◆ Problem to solve
Transcribe all the entries word for word, skipping the pictures.

◆ Rows from a figure dataset
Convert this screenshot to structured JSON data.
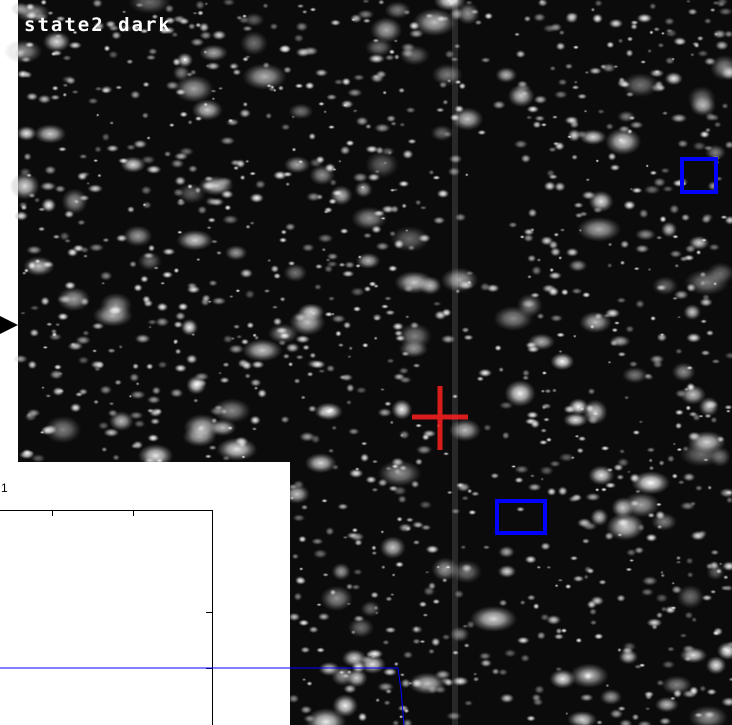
{
  "image": {
    "label": "state2 dark"
  },
  "inset": {
    "label": "1"
  }
}
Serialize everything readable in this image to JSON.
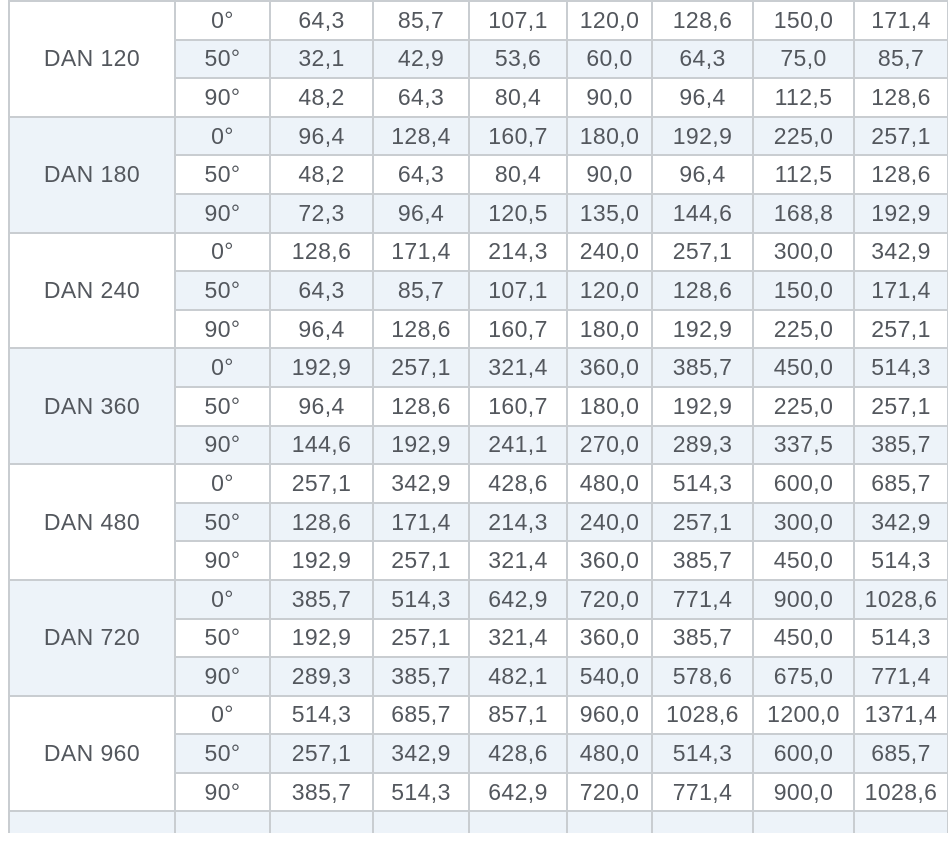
{
  "colors": {
    "background": "#ffffff",
    "stripe": "#edf3f9",
    "border": "#c9cdd1",
    "text": "#53575d"
  },
  "table": {
    "blocks": [
      {
        "name": "DAN 120",
        "rows": [
          {
            "angle": "0°",
            "values": [
              "64,3",
              "85,7",
              "107,1",
              "120,0",
              "128,6",
              "150,0",
              "171,4"
            ]
          },
          {
            "angle": "50°",
            "values": [
              "32,1",
              "42,9",
              "53,6",
              "60,0",
              "64,3",
              "75,0",
              "85,7"
            ]
          },
          {
            "angle": "90°",
            "values": [
              "48,2",
              "64,3",
              "80,4",
              "90,0",
              "96,4",
              "112,5",
              "128,6"
            ]
          }
        ]
      },
      {
        "name": "DAN 180",
        "rows": [
          {
            "angle": "0°",
            "values": [
              "96,4",
              "128,4",
              "160,7",
              "180,0",
              "192,9",
              "225,0",
              "257,1"
            ]
          },
          {
            "angle": "50°",
            "values": [
              "48,2",
              "64,3",
              "80,4",
              "90,0",
              "96,4",
              "112,5",
              "128,6"
            ]
          },
          {
            "angle": "90°",
            "values": [
              "72,3",
              "96,4",
              "120,5",
              "135,0",
              "144,6",
              "168,8",
              "192,9"
            ]
          }
        ]
      },
      {
        "name": "DAN 240",
        "rows": [
          {
            "angle": "0°",
            "values": [
              "128,6",
              "171,4",
              "214,3",
              "240,0",
              "257,1",
              "300,0",
              "342,9"
            ]
          },
          {
            "angle": "50°",
            "values": [
              "64,3",
              "85,7",
              "107,1",
              "120,0",
              "128,6",
              "150,0",
              "171,4"
            ]
          },
          {
            "angle": "90°",
            "values": [
              "96,4",
              "128,6",
              "160,7",
              "180,0",
              "192,9",
              "225,0",
              "257,1"
            ]
          }
        ]
      },
      {
        "name": "DAN 360",
        "rows": [
          {
            "angle": "0°",
            "values": [
              "192,9",
              "257,1",
              "321,4",
              "360,0",
              "385,7",
              "450,0",
              "514,3"
            ]
          },
          {
            "angle": "50°",
            "values": [
              "96,4",
              "128,6",
              "160,7",
              "180,0",
              "192,9",
              "225,0",
              "257,1"
            ]
          },
          {
            "angle": "90°",
            "values": [
              "144,6",
              "192,9",
              "241,1",
              "270,0",
              "289,3",
              "337,5",
              "385,7"
            ]
          }
        ]
      },
      {
        "name": "DAN 480",
        "rows": [
          {
            "angle": "0°",
            "values": [
              "257,1",
              "342,9",
              "428,6",
              "480,0",
              "514,3",
              "600,0",
              "685,7"
            ]
          },
          {
            "angle": "50°",
            "values": [
              "128,6",
              "171,4",
              "214,3",
              "240,0",
              "257,1",
              "300,0",
              "342,9"
            ]
          },
          {
            "angle": "90°",
            "values": [
              "192,9",
              "257,1",
              "321,4",
              "360,0",
              "385,7",
              "450,0",
              "514,3"
            ]
          }
        ]
      },
      {
        "name": "DAN 720",
        "rows": [
          {
            "angle": "0°",
            "values": [
              "385,7",
              "514,3",
              "642,9",
              "720,0",
              "771,4",
              "900,0",
              "1028,6"
            ]
          },
          {
            "angle": "50°",
            "values": [
              "192,9",
              "257,1",
              "321,4",
              "360,0",
              "385,7",
              "450,0",
              "514,3"
            ]
          },
          {
            "angle": "90°",
            "values": [
              "289,3",
              "385,7",
              "482,1",
              "540,0",
              "578,6",
              "675,0",
              "771,4"
            ]
          }
        ]
      },
      {
        "name": "DAN 960",
        "rows": [
          {
            "angle": "0°",
            "values": [
              "514,3",
              "685,7",
              "857,1",
              "960,0",
              "1028,6",
              "1200,0",
              "1371,4"
            ]
          },
          {
            "angle": "50°",
            "values": [
              "257,1",
              "342,9",
              "428,6",
              "480,0",
              "514,3",
              "600,0",
              "685,7"
            ]
          },
          {
            "angle": "90°",
            "values": [
              "385,7",
              "514,3",
              "642,9",
              "720,0",
              "771,4",
              "900,0",
              "1028,6"
            ]
          }
        ]
      }
    ]
  }
}
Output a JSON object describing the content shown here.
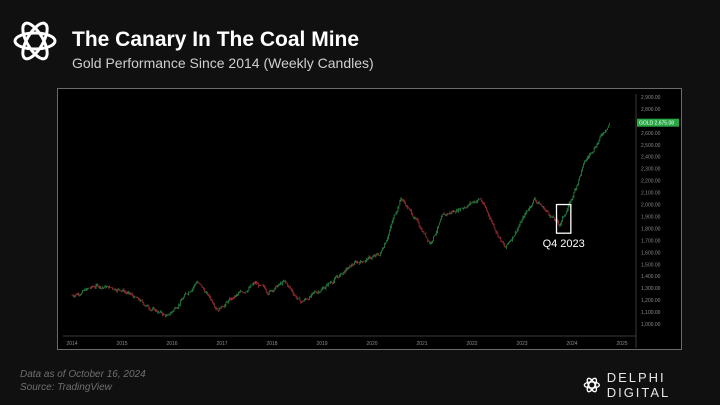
{
  "header": {
    "title": "The Canary In The Coal Mine",
    "subtitle": "Gold Performance Since 2014 (Weekly Candles)"
  },
  "footer": {
    "note_date": "Data as of October 16, 2024",
    "note_source": "Source: TradingView",
    "brand": "DELPHI DIGITAL"
  },
  "colors": {
    "background": "#101010",
    "candle_up": "#2e9e4f",
    "candle_down": "#b0343a",
    "tag_bg": "#28a745"
  },
  "chart_data": {
    "type": "line",
    "title": "Gold Performance Since 2014 (Weekly Candles)",
    "series": [
      {
        "name": "GOLD",
        "x": [
          "2014-01",
          "2014-07",
          "2015-01",
          "2015-07",
          "2015-12",
          "2016-07",
          "2016-12",
          "2017-09",
          "2017-12",
          "2018-04",
          "2018-08",
          "2019-02",
          "2019-09",
          "2020-03",
          "2020-08",
          "2021-03",
          "2021-06",
          "2022-03",
          "2022-09",
          "2023-04",
          "2023-10",
          "2024-01",
          "2024-04",
          "2024-10"
        ],
        "values": [
          1240,
          1320,
          1290,
          1150,
          1060,
          1360,
          1130,
          1340,
          1270,
          1350,
          1180,
          1320,
          1510,
          1580,
          2060,
          1680,
          1900,
          2050,
          1630,
          2050,
          1830,
          2050,
          2350,
          2685
        ]
      }
    ],
    "x_ticks": [
      "2014",
      "2015",
      "2016",
      "2017",
      "2018",
      "2019",
      "2020",
      "2021",
      "2022",
      "2023",
      "2024",
      "2025"
    ],
    "y_ticks": [
      "1,000.00",
      "1,100.00",
      "1,200.00",
      "1,300.00",
      "1,400.00",
      "1,500.00",
      "1,600.00",
      "1,700.00",
      "1,800.00",
      "1,900.00",
      "2,000.00",
      "2,100.00",
      "2,200.00",
      "2,300.00",
      "2,400.00",
      "2,500.00",
      "2,600.00",
      "2,700.00",
      "2,800.00",
      "2,900.00"
    ],
    "ylim": [
      1000,
      2900
    ],
    "price_tag": {
      "label": "GOLD",
      "value": "2,675.08"
    },
    "annotation": {
      "label": "Q4 2023",
      "x_start": "2023-10",
      "x_end": "2023-12"
    }
  }
}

◆ Worked solution
Convert this screenshot to structured JSON data.
{
  "image": {
    "label": "state2 dark"
  },
  "inset": {
    "label": "1"
  }
}
Serialize everything readable in this image to JSON.
{
  "colors": {
    "background": "#ffffff",
    "stripe": "#edf3f9",
    "border": "#c9cdd1",
    "text": "#53575d"
  },
  "table": {
    "blocks": [
      {
        "name": "DAN 120",
        "rows": [
          {
            "angle": "0°",
            "values": [
              "64,3",
              "85,7",
              "107,1",
              "120,0",
              "128,6",
              "150,0",
              "171,4"
            ]
          },
          {
            "angle": "50°",
            "values": [
              "32,1",
              "42,9",
              "53,6",
              "60,0",
              "64,3",
              "75,0",
              "85,7"
            ]
          },
          {
            "angle": "90°",
            "values": [
              "48,2",
              "64,3",
              "80,4",
              "90,0",
              "96,4",
              "112,5",
              "128,6"
            ]
          }
        ]
      },
      {
        "name": "DAN 180",
        "rows": [
          {
            "angle": "0°",
            "values": [
              "96,4",
              "128,4",
              "160,7",
              "180,0",
              "192,9",
              "225,0",
              "257,1"
            ]
          },
          {
            "angle": "50°",
            "values": [
              "48,2",
              "64,3",
              "80,4",
              "90,0",
              "96,4",
              "112,5",
              "128,6"
            ]
          },
          {
            "angle": "90°",
            "values": [
              "72,3",
              "96,4",
              "120,5",
              "135,0",
              "144,6",
              "168,8",
              "192,9"
            ]
          }
        ]
      },
      {
        "name": "DAN 240",
        "rows": [
          {
            "angle": "0°",
            "values": [
              "128,6",
              "171,4",
              "214,3",
              "240,0",
              "257,1",
              "300,0",
              "342,9"
            ]
          },
          {
            "angle": "50°",
            "values": [
              "64,3",
              "85,7",
              "107,1",
              "120,0",
              "128,6",
              "150,0",
              "171,4"
            ]
          },
          {
            "angle": "90°",
            "values": [
              "96,4",
              "128,6",
              "160,7",
              "180,0",
              "192,9",
              "225,0",
              "257,1"
            ]
          }
        ]
      },
      {
        "name": "DAN 360",
        "rows": [
          {
            "angle": "0°",
            "values": [
              "192,9",
              "257,1",
              "321,4",
              "360,0",
              "385,7",
              "450,0",
              "514,3"
            ]
          },
          {
            "angle": "50°",
            "values": [
              "96,4",
              "128,6",
              "160,7",
              "180,0",
              "192,9",
              "225,0",
              "257,1"
            ]
          },
          {
            "angle": "90°",
            "values": [
              "144,6",
              "192,9",
              "241,1",
              "270,0",
              "289,3",
              "337,5",
              "385,7"
            ]
          }
        ]
      },
      {
        "name": "DAN 480",
        "rows": [
          {
            "angle": "0°",
            "values": [
              "257,1",
              "342,9",
              "428,6",
              "480,0",
              "514,3",
              "600,0",
              "685,7"
            ]
          },
          {
            "angle": "50°",
            "values": [
              "128,6",
              "171,4",
              "214,3",
              "240,0",
              "257,1",
              "300,0",
              "342,9"
            ]
          },
          {
            "angle": "90°",
            "values": [
              "192,9",
              "257,1",
              "321,4",
              "360,0",
              "385,7",
              "450,0",
              "514,3"
            ]
          }
        ]
      },
      {
        "name": "DAN 720",
        "rows": [
          {
            "angle": "0°",
            "values": [
              "385,7",
              "514,3",
              "642,9",
              "720,0",
              "771,4",
              "900,0",
              "1028,6"
            ]
          },
          {
            "angle": "50°",
            "values": [
              "192,9",
              "257,1",
              "321,4",
              "360,0",
              "385,7",
              "450,0",
              "514,3"
            ]
          },
          {
            "angle": "90°",
            "values": [
              "289,3",
              "385,7",
              "482,1",
              "540,0",
              "578,6",
              "675,0",
              "771,4"
            ]
          }
        ]
      },
      {
        "name": "DAN 960",
        "rows": [
          {
            "angle": "0°",
            "values": [
              "514,3",
              "685,7",
              "857,1",
              "960,0",
              "1028,6",
              "1200,0",
              "1371,4"
            ]
          },
          {
            "angle": "50°",
            "values": [
              "257,1",
              "342,9",
              "428,6",
              "480,0",
              "514,3",
              "600,0",
              "685,7"
            ]
          },
          {
            "angle": "90°",
            "values": [
              "385,7",
              "514,3",
              "642,9",
              "720,0",
              "771,4",
              "900,0",
              "1028,6"
            ]
          }
        ]
      }
    ]
  }
}
Output a JSON object describing the content shown here.
{
  "header": {
    "title": "The Canary In The Coal Mine",
    "subtitle": "Gold Performance Since 2014 (Weekly Candles)"
  },
  "footer": {
    "note_date": "Data as of October 16, 2024",
    "note_source": "Source: TradingView",
    "brand": "DELPHI DIGITAL"
  },
  "colors": {
    "background": "#101010",
    "candle_up": "#2e9e4f",
    "candle_down": "#b0343a",
    "tag_bg": "#28a745"
  },
  "chart_data": {
    "type": "line",
    "title": "Gold Performance Since 2014 (Weekly Candles)",
    "series": [
      {
        "name": "GOLD",
        "x": [
          "2014-01",
          "2014-07",
          "2015-01",
          "2015-07",
          "2015-12",
          "2016-07",
          "2016-12",
          "2017-09",
          "2017-12",
          "2018-04",
          "2018-08",
          "2019-02",
          "2019-09",
          "2020-03",
          "2020-08",
          "2021-03",
          "2021-06",
          "2022-03",
          "2022-09",
          "2023-04",
          "2023-10",
          "2024-01",
          "2024-04",
          "2024-10"
        ],
        "values": [
          1240,
          1320,
          1290,
          1150,
          1060,
          1360,
          1130,
          1340,
          1270,
          1350,
          1180,
          1320,
          1510,
          1580,
          2060,
          1680,
          1900,
          2050,
          1630,
          2050,
          1830,
          2050,
          2350,
          2685
        ]
      }
    ],
    "x_ticks": [
      "2014",
      "2015",
      "2016",
      "2017",
      "2018",
      "2019",
      "2020",
      "2021",
      "2022",
      "2023",
      "2024",
      "2025"
    ],
    "y_ticks": [
      "1,000.00",
      "1,100.00",
      "1,200.00",
      "1,300.00",
      "1,400.00",
      "1,500.00",
      "1,600.00",
      "1,700.00",
      "1,800.00",
      "1,900.00",
      "2,000.00",
      "2,100.00",
      "2,200.00",
      "2,300.00",
      "2,400.00",
      "2,500.00",
      "2,600.00",
      "2,700.00",
      "2,800.00",
      "2,900.00"
    ],
    "ylim": [
      1000,
      2900
    ],
    "price_tag": {
      "label": "GOLD",
      "value": "2,675.08"
    },
    "annotation": {
      "label": "Q4 2023",
      "x_start": "2023-10",
      "x_end": "2023-12"
    }
  }
}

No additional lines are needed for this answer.